*Given records*
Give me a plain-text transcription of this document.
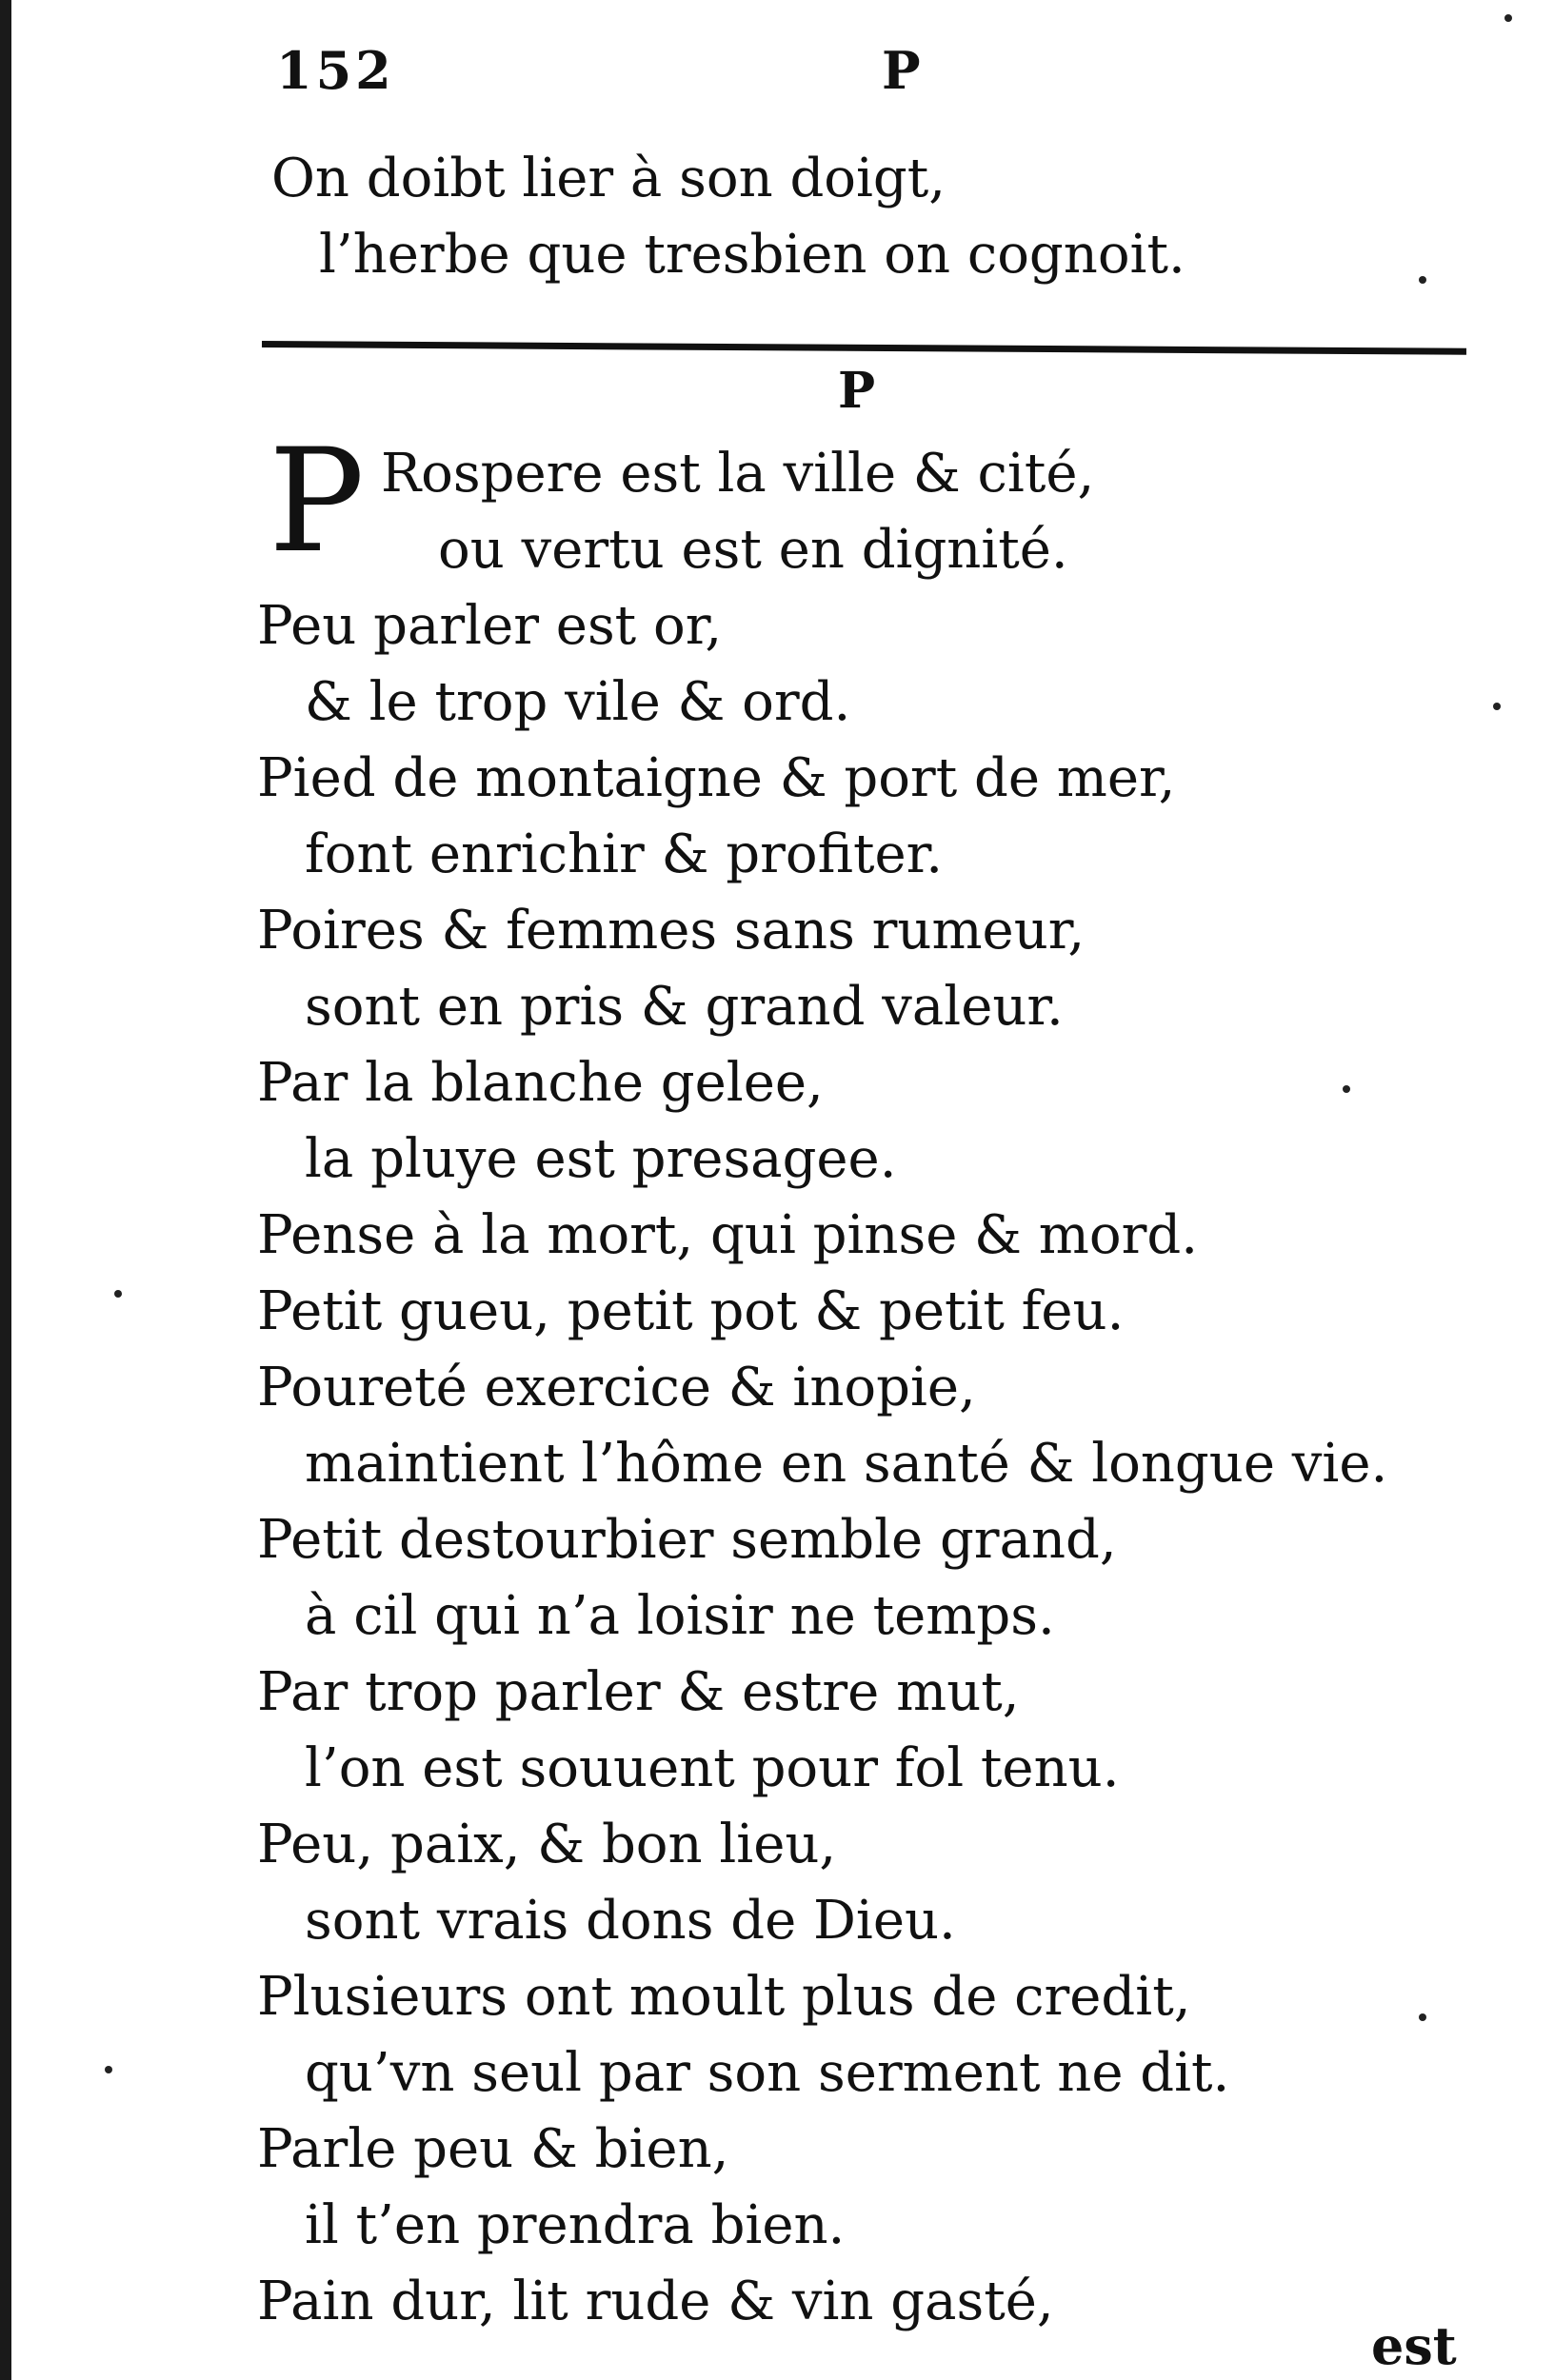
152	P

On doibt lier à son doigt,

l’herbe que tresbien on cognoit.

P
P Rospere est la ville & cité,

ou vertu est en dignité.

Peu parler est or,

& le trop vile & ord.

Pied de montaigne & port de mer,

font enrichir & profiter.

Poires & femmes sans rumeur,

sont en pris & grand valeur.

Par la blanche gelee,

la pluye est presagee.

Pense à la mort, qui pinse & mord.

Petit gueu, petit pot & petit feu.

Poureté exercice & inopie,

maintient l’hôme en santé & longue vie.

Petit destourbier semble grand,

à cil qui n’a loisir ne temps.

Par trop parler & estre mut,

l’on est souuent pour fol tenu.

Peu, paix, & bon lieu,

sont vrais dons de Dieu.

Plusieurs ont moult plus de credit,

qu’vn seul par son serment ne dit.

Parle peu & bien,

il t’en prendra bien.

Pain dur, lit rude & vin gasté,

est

*Given exercise*
Replicate the material above verbatim; images stay out of the copy.

*Result of this exercise*
Give me a plain-text transcription of this document.
152	P

On doibt lier à son doigt,

l’herbe que tresbien on cognoit.

P
P Rospere est la ville & cité,

ou vertu est en dignité.

Peu parler est or,

& le trop vile & ord.

Pied de montaigne & port de mer,

font enrichir & profiter.

Poires & femmes sans rumeur,

sont en pris & grand valeur.

Par la blanche gelee,

la pluye est presagee.

Pense à la mort, qui pinse & mord.

Petit gueu, petit pot & petit feu.

Poureté exercice & inopie,

maintient l’hôme en santé & longue vie.

Petit destourbier semble grand,

à cil qui n’a loisir ne temps.

Par trop parler & estre mut,

l’on est souuent pour fol tenu.

Peu, paix, & bon lieu,

sont vrais dons de Dieu.

Plusieurs ont moult plus de credit,

qu’vn seul par son serment ne dit.

Parle peu & bien,

il t’en prendra bien.

Pain dur, lit rude & vin gasté,

est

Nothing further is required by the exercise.